__Consigne 1__:
Dans l'extrait sur le droit et la morale, quelle loi Chantal Deschamps évoque-t-elle ?
__Consigne 2__:
Poursuivez l'extrait sur le droit et la morale après sa dernière phrase.

═══ Extrait

Autre exem­ple de l’in­ter­ac­tion entre le droit et la morale, il nous était rap­pelé par Chan­tal Deschamps (mem­bre du CCNE) évo­quant la loi du 4 mars 2002 rel­a­tive aux droits des malades et à la qual­ité du sys­tème de san­té don­nant corps, don­nant vis­i­bil­ité — dis­ait-elle — à un mes­sage éthique, pous­sant ” les hos­pi­tal­iers, les asso­ci­at­ifs, les usagers à réfléchir, à trans­former leur manière de penser et d’a­gir, par exem­ple, dans la lutte con­tre la douleur, l’ac­com­pa­g­ne­ment des mourants, la présence des par­ents au chevet des malades. ”

Voyons encore, dans les villes, les amé­nage­ments faits, enfin, pour faciliter la vie des per­son­nes hand­i­capées, pour les faire vivre le plus pos­si­ble comme nous. Est-ce que cela n’a pas com­mencé à chang­er notre regard sur eux ?

Ain­si, la norme quand elle est juste devient-elle à son tour, par une prise de con­science réfléchie, une source de valeurs nouvelles.

La loi jusqu’où ?

C’est en forme de con­clu­sion que j’abor­derai la troisième série de réflex­ions sur le thème qui m’est imparti.

══════
═══ Données fournies

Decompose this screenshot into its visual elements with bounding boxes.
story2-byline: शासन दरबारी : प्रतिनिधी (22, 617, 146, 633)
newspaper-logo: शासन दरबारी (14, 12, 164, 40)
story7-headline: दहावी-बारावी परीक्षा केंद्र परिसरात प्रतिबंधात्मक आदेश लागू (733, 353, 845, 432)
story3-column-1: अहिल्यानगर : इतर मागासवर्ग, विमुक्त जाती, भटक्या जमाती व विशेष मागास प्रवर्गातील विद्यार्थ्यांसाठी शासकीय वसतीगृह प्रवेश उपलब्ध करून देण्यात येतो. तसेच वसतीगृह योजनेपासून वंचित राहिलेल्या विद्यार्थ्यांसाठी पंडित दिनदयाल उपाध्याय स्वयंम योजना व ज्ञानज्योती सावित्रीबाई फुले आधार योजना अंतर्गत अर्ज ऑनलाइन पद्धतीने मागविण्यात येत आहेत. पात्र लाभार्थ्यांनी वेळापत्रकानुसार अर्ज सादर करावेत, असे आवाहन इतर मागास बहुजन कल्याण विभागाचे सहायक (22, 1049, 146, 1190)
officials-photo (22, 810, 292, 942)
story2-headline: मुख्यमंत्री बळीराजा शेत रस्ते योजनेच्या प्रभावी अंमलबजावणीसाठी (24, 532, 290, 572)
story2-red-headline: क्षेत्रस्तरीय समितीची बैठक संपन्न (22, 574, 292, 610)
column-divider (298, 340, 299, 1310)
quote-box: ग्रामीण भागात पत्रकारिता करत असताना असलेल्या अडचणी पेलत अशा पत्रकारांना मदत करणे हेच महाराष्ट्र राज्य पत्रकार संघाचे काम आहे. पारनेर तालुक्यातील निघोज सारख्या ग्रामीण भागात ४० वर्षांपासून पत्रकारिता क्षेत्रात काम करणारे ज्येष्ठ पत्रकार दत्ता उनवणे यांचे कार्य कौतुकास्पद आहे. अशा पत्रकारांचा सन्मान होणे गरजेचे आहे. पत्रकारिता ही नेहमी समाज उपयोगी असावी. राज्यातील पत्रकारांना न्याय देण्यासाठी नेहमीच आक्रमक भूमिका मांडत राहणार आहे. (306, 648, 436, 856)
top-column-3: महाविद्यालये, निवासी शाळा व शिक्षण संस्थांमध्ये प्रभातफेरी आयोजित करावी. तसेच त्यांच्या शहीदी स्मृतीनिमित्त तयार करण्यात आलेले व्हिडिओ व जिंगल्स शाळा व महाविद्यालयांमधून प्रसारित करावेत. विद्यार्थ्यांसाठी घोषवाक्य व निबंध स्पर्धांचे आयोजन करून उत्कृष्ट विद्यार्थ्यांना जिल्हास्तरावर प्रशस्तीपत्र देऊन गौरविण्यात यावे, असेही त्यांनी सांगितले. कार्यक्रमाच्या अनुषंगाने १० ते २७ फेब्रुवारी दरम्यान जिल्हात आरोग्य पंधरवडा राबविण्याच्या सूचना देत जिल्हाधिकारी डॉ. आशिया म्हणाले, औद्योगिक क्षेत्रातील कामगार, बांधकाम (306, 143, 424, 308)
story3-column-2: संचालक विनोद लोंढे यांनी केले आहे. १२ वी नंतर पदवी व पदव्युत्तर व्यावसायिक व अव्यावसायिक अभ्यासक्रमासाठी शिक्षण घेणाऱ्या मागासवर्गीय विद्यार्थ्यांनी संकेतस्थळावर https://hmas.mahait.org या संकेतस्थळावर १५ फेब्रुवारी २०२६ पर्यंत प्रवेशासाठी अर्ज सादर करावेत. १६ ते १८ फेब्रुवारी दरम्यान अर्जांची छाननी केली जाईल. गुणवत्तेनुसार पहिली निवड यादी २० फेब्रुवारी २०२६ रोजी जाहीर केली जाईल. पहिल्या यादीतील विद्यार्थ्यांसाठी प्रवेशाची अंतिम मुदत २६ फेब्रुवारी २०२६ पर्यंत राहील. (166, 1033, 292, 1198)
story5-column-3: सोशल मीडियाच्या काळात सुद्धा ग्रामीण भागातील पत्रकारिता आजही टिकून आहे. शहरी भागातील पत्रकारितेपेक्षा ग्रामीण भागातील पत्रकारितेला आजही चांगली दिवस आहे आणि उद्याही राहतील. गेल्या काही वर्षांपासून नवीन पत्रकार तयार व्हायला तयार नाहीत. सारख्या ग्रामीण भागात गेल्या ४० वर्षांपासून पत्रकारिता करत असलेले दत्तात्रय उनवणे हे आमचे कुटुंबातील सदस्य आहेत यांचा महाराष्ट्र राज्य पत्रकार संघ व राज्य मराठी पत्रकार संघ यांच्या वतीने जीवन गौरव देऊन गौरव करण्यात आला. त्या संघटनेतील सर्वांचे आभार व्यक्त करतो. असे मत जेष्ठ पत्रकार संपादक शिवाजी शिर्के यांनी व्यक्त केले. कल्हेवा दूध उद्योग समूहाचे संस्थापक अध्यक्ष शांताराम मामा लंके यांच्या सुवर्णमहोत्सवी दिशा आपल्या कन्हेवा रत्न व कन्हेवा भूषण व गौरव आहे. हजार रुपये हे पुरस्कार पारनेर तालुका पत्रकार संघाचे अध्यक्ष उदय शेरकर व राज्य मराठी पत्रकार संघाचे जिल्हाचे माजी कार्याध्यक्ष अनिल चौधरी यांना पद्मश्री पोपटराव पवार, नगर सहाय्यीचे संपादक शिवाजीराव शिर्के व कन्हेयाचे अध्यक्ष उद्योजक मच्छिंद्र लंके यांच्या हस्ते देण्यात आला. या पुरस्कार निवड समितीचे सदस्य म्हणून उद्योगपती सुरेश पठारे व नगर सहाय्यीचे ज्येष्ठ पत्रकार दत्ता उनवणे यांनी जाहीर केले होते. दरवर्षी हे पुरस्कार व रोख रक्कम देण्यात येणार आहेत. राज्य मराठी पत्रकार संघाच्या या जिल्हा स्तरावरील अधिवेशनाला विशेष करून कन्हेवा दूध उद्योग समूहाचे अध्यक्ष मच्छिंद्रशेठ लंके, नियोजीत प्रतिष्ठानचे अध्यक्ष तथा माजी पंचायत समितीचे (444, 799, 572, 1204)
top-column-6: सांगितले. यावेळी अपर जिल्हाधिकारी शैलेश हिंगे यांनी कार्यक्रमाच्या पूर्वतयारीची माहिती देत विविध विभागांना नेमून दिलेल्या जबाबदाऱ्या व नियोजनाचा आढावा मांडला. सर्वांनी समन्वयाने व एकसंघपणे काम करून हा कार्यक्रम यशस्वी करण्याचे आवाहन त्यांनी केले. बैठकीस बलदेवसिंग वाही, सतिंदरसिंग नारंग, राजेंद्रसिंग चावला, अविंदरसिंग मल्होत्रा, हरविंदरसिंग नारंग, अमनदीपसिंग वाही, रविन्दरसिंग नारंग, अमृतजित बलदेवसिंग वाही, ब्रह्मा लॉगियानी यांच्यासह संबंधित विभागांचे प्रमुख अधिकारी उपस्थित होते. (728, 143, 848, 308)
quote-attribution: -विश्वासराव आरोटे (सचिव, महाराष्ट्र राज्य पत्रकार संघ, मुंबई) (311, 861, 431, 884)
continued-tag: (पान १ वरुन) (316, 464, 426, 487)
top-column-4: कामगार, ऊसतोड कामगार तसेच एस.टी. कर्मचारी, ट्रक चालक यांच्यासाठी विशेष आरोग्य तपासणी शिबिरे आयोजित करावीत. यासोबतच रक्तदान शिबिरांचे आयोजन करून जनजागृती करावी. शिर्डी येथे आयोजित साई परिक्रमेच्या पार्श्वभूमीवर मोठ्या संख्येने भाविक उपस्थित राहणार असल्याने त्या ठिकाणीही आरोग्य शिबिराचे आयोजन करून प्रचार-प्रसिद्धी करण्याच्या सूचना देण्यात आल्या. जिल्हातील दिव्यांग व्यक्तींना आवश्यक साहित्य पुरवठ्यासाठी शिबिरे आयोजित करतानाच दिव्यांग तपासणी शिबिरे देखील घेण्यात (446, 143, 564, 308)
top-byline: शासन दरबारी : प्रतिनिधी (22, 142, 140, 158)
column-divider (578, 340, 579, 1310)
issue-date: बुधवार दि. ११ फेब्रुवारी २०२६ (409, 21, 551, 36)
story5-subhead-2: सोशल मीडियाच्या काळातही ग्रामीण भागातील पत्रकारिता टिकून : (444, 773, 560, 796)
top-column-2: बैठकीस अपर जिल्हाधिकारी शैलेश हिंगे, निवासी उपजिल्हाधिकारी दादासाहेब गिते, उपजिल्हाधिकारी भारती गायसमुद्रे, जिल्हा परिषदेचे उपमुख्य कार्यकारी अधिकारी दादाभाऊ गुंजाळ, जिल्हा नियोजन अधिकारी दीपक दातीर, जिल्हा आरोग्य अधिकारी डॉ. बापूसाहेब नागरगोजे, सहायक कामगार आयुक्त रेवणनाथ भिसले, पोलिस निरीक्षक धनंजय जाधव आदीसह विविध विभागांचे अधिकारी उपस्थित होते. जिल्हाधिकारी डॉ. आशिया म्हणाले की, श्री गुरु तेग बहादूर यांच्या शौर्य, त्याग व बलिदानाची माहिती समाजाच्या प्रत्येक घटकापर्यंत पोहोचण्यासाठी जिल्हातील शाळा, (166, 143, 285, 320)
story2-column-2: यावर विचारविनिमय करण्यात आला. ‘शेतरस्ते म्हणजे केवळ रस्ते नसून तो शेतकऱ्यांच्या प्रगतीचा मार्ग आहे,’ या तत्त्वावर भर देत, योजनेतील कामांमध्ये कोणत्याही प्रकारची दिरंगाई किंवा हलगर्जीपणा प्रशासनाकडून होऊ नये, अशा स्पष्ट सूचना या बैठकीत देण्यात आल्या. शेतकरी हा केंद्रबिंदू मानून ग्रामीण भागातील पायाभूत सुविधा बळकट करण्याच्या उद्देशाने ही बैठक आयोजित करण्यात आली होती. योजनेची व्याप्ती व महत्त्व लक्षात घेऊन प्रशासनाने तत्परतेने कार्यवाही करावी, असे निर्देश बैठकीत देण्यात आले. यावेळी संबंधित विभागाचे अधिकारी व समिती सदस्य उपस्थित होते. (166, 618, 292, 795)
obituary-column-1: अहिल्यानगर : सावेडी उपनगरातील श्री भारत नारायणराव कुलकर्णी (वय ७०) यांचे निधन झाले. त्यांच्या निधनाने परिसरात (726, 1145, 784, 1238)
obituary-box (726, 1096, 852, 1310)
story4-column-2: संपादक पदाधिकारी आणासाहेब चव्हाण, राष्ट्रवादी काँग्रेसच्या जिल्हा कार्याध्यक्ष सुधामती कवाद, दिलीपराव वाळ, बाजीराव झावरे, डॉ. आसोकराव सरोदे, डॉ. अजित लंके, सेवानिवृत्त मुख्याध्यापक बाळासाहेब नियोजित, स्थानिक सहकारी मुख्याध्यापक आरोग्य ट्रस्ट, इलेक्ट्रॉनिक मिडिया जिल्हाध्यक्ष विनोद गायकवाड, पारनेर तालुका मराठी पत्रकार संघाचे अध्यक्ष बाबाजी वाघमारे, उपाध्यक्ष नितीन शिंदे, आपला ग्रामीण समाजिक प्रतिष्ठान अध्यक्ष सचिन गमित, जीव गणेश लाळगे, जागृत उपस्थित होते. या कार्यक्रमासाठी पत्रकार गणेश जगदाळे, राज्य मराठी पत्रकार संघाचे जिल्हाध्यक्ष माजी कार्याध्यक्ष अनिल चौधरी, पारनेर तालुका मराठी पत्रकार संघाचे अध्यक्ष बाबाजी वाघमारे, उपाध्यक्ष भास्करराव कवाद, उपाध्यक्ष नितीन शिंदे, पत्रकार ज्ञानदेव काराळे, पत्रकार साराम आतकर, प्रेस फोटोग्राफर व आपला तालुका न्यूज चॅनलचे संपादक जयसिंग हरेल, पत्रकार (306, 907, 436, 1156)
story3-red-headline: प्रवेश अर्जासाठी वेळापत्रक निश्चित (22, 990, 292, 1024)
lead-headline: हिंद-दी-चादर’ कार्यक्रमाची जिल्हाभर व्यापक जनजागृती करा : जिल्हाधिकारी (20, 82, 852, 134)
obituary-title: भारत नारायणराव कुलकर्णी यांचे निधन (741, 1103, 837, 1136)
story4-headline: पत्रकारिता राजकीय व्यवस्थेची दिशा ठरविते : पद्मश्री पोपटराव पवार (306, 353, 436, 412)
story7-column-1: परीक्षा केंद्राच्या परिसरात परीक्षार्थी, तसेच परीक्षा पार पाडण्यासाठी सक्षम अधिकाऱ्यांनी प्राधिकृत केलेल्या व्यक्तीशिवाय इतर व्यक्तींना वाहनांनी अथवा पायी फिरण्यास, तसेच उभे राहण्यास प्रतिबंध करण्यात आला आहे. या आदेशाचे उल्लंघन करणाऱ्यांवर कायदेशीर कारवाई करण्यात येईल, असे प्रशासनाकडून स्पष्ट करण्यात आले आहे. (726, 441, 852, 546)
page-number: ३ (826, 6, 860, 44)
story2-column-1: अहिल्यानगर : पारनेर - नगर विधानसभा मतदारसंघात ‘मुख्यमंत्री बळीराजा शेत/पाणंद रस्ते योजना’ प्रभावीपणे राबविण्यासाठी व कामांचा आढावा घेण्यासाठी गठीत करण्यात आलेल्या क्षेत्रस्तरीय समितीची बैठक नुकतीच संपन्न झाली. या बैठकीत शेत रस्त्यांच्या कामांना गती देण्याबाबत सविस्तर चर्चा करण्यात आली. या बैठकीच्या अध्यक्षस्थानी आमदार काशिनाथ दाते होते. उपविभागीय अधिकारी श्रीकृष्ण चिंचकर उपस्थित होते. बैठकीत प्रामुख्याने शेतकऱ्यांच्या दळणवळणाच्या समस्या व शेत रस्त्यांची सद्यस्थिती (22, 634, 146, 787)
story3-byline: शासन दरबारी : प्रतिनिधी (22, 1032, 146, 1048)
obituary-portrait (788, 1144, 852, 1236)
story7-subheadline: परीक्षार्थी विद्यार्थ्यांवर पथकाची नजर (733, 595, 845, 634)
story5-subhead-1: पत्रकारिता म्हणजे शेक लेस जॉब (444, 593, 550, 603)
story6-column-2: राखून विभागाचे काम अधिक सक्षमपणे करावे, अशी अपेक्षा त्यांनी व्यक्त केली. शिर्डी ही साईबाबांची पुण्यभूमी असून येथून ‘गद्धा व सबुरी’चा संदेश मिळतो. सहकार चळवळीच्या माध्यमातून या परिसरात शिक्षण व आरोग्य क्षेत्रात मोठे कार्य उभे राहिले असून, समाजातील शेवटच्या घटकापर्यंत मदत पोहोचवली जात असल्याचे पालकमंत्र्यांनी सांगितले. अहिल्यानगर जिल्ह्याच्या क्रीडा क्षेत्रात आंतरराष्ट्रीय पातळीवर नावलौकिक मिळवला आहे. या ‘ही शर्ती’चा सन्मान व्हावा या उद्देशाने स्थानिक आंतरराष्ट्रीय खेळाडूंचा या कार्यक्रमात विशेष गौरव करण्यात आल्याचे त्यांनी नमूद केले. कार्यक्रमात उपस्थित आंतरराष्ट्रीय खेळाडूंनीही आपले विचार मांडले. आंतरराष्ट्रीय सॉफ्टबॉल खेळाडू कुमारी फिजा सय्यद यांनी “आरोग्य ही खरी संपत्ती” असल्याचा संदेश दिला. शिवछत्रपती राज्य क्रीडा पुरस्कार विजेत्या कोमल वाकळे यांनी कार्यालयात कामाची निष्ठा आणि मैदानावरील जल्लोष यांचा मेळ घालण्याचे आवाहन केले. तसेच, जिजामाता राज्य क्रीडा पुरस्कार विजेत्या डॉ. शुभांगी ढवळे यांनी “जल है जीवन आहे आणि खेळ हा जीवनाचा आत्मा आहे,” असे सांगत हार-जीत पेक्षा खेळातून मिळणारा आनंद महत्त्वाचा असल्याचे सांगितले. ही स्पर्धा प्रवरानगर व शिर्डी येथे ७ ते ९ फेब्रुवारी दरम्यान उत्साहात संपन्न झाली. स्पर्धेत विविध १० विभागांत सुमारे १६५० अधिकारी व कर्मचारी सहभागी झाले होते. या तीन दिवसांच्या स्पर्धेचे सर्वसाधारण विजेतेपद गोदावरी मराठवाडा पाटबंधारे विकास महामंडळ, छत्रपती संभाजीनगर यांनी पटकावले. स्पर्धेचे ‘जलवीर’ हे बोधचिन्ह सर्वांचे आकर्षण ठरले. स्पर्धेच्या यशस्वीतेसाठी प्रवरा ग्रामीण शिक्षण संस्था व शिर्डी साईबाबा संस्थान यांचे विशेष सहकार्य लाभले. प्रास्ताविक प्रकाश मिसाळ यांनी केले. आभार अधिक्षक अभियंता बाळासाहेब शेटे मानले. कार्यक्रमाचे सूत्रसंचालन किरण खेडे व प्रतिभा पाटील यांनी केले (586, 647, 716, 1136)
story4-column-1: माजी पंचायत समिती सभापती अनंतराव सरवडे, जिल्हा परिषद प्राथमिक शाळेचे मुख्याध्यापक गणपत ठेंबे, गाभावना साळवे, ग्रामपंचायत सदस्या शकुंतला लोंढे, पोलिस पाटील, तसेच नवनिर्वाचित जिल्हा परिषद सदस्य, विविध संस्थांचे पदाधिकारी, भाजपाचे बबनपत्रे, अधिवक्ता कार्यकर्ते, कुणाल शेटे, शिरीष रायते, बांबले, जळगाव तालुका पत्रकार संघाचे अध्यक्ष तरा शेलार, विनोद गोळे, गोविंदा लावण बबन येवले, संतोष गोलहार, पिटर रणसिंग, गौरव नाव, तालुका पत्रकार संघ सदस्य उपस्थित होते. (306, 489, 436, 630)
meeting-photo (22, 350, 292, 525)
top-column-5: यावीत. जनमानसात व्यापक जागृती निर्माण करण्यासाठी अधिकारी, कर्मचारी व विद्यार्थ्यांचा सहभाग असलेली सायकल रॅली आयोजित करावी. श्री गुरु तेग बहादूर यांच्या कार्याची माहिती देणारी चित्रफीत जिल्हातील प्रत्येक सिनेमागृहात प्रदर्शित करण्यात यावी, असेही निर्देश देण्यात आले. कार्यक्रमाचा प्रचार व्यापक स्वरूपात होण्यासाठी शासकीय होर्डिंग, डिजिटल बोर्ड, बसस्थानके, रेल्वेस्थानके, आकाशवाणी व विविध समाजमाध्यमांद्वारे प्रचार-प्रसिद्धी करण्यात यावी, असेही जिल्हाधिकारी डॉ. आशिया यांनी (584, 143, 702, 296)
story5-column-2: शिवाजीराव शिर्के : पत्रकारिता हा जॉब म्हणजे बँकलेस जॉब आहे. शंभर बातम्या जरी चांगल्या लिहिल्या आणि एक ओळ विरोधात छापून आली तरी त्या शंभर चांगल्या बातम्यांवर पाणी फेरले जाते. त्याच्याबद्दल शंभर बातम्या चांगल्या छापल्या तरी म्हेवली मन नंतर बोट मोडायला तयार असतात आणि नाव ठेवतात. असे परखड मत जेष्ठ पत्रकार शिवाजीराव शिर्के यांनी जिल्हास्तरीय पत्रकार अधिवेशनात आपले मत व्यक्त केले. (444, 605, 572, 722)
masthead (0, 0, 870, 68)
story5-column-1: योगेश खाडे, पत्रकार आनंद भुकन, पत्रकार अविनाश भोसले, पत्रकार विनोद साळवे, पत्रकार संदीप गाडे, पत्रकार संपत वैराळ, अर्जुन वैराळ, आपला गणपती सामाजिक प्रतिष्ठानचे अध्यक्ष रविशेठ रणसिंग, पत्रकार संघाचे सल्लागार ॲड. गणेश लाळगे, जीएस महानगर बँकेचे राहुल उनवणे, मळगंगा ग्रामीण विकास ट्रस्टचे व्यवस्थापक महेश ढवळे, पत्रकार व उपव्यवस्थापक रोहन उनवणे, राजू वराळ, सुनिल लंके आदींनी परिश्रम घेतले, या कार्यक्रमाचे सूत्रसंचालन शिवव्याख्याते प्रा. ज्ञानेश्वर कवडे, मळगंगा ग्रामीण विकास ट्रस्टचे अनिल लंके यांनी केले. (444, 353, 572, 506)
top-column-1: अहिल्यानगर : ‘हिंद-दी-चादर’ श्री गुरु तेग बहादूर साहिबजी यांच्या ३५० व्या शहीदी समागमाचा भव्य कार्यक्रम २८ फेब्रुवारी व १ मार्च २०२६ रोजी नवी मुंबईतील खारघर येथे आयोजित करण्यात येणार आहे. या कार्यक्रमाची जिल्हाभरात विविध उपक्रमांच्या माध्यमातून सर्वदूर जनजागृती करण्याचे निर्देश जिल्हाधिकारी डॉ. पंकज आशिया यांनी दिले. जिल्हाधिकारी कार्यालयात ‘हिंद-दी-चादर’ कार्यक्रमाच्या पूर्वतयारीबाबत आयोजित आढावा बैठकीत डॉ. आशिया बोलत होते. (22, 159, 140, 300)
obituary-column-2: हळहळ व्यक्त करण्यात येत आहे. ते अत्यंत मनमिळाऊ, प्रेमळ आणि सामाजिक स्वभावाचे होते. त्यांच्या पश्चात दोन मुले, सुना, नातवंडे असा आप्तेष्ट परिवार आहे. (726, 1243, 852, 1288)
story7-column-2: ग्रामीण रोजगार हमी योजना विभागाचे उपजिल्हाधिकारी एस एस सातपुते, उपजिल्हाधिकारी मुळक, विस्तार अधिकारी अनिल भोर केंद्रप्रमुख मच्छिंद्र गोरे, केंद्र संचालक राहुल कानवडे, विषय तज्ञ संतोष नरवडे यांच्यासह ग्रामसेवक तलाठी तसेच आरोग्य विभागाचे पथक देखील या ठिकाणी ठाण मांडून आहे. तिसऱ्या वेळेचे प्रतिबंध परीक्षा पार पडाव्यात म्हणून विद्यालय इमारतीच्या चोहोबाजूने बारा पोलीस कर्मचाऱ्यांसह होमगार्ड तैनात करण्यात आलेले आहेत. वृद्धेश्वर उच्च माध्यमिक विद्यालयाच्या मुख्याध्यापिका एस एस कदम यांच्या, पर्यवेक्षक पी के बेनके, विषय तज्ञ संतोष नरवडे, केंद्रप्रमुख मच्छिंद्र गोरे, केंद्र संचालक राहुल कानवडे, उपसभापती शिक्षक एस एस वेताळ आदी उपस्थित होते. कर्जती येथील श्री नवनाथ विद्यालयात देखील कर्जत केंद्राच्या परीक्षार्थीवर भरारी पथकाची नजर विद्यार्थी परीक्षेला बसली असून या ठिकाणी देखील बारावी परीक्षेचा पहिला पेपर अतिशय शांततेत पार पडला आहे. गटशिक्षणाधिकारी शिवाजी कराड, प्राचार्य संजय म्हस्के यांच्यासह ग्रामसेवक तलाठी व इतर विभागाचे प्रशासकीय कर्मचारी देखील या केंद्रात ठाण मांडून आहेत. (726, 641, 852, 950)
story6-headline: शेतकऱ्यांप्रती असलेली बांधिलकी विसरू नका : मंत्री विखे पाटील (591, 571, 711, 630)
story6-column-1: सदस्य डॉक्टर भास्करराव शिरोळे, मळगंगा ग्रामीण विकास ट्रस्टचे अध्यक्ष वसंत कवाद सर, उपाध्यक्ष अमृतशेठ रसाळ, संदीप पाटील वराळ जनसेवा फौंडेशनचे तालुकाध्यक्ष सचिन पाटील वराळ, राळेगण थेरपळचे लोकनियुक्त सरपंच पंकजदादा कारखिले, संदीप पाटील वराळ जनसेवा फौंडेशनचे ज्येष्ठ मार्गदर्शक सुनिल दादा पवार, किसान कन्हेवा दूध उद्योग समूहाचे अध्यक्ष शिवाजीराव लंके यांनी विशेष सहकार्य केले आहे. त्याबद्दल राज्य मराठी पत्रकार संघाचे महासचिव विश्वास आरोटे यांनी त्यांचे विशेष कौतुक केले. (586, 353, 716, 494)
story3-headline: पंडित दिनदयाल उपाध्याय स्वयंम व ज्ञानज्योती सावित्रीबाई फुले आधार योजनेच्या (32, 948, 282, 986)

══════

__Réponse 1__:
La loi du 4 mars 2002 relative aux droits des malades et à la qualité du système de santé.

__Réponse 2__:
J’ai dit le droit, norme légale traduisant la norme morale, et puis le droit à son tour inspi­rant l’éthique. Le droit partout donc ? Mais n’y a‑t-il pas des domaines — les plus intimes — où l’éthique relève encore, relèvera tou­jours peut-être, de la rela­tion indi­vidu­elle du rap­port de soi à soi-même où le droit ne saurait avoir de place ?

Dominique Wolton (mem­bre du CCNE) énonçait que ” plus on laï­cise les sociétés plus on sacralise le droit ” : il sem­blait le déplor­er et il ajoutait qu’au mot éthique il préférait le mot ” valeur ” ou plus encore ” le plu­ral­isme des valeurs “.

Thomas d’Aquin ne dis­ait-il pas qu’à vouloir impos­er de force par la loi une règle morale, c’est comme vouloir telle­ment press­er le nez de quelqu’un qui est enrhumé que cela le fait saigner…

Il n’est surtout pas ques­tion de con­tester la laïc­ité elle-même comme valeur éthique dès lors qu’elle est tolérance et tolérance active.

C’est vrai, ce n’est pas parce que la loi autorise l’in­ter­rup­tion volon­taire de grossesse pour motif de détresse jusqu’à la 12e semaine désor­mais, que cela sup­prime pour autant la fac­ulté de déci­sion et le drame moral qu’est en tout état de cause le recours à l’a­vorte­ment — et que dire de l’a­vorte­ment thérapeu­tique — ô com­bi­en con­flit de valeurs ! Ici le droit s’ar­rête. Il per­met, il encadre mais laisse à cha­cun sa liberté.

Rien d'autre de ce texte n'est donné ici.